* [原文]:
-------

1.  **Edit `target_pcode_db_query`**: Set this variable to the PCode of the law you want to query.

In [None]:
# Get specific law details from DB by PCode
target_pcode_db_query = "A0030057"  # USER ACTION: Update this PCode as needed
print(f"Querying details for PCode '{target_pcode_db_query}' from database...")

if 'connect_db' in globals() and callable(connect_db) and connect_db():
    try:
        # Fetch law details
        db_cursor.execute("SELECT * FROM laws WHERE pcode = %s;", (target_pcode_db_query,))
        law_record = db_cursor.fetchone()
        if law_record:
            law_colnames = [desc[0] for desc in db_cursor.description]
            law_dict = dict(zip(law_colnames, law_record))
            print("\n--- Law Details ---")
            for col, val in law_dict.items():
                print(f"{col}: {val}")
            
            law_db_id = law_dict.get('id')

-------

* [材料]:
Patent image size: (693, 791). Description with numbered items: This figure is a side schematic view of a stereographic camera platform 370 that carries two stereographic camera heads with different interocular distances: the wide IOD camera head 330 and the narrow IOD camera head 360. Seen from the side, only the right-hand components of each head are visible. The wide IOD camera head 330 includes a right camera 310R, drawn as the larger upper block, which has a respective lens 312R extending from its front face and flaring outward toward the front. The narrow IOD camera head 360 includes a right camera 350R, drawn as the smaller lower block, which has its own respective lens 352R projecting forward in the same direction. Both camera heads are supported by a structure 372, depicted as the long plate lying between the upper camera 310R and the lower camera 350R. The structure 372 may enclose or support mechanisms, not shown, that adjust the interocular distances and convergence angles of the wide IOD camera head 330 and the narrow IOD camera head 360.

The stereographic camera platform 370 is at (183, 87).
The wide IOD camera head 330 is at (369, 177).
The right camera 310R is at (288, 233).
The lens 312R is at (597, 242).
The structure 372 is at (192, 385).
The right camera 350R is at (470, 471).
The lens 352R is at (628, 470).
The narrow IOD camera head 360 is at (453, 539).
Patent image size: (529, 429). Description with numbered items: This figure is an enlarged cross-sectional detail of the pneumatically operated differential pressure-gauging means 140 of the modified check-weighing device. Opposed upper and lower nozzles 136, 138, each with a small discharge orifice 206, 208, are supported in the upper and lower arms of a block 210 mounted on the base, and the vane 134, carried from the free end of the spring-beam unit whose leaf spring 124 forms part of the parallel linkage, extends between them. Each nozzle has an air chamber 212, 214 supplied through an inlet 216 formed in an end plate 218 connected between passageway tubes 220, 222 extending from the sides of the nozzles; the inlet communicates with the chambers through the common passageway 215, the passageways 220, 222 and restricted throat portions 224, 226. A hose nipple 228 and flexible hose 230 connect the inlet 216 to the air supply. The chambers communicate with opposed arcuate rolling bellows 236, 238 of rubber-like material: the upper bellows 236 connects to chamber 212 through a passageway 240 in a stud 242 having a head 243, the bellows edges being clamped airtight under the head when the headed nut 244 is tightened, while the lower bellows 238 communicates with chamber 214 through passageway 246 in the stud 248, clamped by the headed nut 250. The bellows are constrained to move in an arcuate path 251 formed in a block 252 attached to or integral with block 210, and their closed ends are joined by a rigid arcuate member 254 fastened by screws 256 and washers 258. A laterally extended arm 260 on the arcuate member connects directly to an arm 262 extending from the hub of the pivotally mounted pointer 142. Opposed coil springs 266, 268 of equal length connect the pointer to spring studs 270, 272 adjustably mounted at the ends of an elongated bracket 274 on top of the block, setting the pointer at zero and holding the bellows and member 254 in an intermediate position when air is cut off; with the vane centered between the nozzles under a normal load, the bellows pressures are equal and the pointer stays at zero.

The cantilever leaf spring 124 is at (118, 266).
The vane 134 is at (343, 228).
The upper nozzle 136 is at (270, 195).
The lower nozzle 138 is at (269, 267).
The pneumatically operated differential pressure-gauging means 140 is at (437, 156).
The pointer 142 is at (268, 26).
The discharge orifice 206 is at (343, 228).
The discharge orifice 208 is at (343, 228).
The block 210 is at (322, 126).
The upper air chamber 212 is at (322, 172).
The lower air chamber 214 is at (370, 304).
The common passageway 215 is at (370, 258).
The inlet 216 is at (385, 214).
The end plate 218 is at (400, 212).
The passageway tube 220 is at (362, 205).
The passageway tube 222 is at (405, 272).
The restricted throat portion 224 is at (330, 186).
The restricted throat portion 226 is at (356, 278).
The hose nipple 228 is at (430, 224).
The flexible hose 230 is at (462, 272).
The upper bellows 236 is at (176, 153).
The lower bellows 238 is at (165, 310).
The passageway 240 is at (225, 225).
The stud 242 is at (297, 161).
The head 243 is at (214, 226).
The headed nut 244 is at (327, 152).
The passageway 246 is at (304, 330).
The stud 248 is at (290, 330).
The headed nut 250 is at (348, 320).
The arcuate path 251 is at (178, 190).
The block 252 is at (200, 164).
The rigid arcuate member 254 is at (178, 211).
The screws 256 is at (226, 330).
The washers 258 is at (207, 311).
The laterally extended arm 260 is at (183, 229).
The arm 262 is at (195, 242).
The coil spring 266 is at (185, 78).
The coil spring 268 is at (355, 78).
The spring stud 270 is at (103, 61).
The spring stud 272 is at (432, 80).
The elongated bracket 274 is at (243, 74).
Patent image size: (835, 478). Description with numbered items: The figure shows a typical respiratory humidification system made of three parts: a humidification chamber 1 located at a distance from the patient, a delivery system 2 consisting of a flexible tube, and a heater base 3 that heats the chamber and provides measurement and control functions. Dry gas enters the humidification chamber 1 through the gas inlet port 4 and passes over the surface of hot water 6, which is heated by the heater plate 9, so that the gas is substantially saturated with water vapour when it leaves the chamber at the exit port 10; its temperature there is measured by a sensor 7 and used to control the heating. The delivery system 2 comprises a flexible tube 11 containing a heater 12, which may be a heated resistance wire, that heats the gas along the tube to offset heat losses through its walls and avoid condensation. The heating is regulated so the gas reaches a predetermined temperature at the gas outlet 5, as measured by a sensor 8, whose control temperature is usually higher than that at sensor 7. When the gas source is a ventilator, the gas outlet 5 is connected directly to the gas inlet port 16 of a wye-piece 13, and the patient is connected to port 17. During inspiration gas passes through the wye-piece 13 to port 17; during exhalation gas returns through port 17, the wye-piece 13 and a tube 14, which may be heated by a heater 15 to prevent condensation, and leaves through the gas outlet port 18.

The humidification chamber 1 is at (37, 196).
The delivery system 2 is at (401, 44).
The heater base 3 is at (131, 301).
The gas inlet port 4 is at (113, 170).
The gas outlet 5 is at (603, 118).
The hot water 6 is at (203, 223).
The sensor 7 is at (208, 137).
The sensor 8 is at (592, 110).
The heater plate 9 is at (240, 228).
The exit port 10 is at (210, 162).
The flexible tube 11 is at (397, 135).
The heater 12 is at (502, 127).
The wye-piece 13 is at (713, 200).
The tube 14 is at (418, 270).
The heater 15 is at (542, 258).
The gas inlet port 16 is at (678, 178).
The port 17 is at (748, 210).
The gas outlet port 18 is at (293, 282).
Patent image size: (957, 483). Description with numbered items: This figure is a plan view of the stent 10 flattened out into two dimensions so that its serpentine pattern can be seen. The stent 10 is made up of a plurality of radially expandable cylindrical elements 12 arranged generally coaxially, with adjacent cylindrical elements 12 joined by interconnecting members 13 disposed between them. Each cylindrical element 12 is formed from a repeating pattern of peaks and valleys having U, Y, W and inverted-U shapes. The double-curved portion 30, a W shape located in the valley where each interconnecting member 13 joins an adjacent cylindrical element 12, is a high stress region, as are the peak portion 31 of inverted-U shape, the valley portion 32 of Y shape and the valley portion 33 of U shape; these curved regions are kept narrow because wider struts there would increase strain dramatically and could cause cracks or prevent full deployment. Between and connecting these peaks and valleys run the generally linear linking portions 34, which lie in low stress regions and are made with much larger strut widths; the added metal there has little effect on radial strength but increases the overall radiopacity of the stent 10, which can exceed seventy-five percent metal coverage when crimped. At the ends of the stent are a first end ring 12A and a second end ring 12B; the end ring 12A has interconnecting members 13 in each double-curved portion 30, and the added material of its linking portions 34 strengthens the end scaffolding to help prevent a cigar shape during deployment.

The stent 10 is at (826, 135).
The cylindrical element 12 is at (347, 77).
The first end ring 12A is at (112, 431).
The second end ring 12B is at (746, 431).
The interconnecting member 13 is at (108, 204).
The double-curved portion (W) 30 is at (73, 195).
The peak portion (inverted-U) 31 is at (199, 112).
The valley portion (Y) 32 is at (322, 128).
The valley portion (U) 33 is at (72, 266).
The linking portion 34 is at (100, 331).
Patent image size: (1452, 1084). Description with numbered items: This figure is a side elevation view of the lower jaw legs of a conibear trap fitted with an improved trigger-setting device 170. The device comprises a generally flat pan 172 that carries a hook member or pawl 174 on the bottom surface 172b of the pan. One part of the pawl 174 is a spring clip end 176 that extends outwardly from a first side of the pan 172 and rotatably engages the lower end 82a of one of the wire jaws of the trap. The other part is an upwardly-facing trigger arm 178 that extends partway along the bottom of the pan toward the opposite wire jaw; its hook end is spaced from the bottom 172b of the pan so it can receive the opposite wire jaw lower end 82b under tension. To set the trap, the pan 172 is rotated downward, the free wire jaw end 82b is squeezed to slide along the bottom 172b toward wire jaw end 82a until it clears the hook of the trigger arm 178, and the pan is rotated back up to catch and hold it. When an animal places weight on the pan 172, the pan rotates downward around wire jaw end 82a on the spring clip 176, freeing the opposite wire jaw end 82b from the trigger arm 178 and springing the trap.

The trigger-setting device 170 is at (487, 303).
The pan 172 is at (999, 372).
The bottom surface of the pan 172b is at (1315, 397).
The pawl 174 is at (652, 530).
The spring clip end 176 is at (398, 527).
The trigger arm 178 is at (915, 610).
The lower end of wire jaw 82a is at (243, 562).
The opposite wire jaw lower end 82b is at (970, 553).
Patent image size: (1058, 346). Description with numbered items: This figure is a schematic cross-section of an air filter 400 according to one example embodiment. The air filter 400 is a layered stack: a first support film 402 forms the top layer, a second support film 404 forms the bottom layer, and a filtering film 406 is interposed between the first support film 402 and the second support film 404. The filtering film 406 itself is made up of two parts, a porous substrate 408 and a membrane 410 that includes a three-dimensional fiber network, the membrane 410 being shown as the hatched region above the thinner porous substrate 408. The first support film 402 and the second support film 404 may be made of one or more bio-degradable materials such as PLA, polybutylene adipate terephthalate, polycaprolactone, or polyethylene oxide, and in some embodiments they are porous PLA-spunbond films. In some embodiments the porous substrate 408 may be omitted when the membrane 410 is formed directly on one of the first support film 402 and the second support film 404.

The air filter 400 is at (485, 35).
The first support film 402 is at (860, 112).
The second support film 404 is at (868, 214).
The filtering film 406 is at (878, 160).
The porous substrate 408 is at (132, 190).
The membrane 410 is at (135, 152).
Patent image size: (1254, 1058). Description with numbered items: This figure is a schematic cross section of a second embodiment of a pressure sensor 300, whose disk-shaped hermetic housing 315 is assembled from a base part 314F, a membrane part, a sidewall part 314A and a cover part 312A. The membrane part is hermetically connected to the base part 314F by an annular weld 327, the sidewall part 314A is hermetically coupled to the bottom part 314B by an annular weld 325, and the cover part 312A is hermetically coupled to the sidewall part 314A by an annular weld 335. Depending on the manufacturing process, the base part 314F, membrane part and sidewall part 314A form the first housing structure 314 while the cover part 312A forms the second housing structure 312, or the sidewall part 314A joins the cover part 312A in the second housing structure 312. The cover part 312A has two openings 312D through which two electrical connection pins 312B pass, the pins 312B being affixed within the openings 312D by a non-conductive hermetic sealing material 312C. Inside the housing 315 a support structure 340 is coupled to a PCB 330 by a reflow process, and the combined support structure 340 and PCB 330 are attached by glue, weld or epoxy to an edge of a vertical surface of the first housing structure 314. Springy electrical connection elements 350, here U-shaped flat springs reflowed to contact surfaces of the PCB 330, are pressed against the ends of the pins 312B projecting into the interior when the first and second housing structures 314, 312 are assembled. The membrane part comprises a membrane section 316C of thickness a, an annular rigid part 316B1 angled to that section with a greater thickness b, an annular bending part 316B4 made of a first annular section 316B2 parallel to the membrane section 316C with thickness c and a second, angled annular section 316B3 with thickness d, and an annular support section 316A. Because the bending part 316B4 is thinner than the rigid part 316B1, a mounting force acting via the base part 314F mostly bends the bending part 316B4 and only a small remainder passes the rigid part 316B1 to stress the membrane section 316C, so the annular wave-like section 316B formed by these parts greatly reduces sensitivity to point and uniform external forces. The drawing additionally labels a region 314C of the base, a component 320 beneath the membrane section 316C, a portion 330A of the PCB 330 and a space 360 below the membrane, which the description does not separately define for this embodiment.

-------

* [练习]: 上面按 PCode 从数据库查询法规详情的那段代码写到 law_db_id = law_dict.get('id') 为止，你能从这一行之后接着续写下去吗？

* [答题]:
            if law_db_id:
                # Fetch articles
                db_cursor.execute("SELECT xml_chapter_section, xml_article_number, xml_article_content FROM articles WHERE law_id = %s ORDER BY id;", (law_db_id,))
                articles_records = db_cursor.fetchall()
                print("\n--- Articles ---")
                if articles_records:
                    for art_row in articles_records:
                        print(f"Chapter/Section: {art_row[0] if art_row[0] else '(N/A)'}")
                        print(f"Article Number: {art_row[1]}")
                        print(f"Content:\n{art_row[2]}\n")
                else:
                    print("No articles found for this law in the database.")
        else:
            print(f"No law found with PCode '{target_pcode_db_query}' in the database.")
    except Exception as e:
        print(f"Error querying law details from DB: {e}")
    # finally:
    #     disconnect_db() # Optional
else:
    print("Database not connected. Cannot query law details.")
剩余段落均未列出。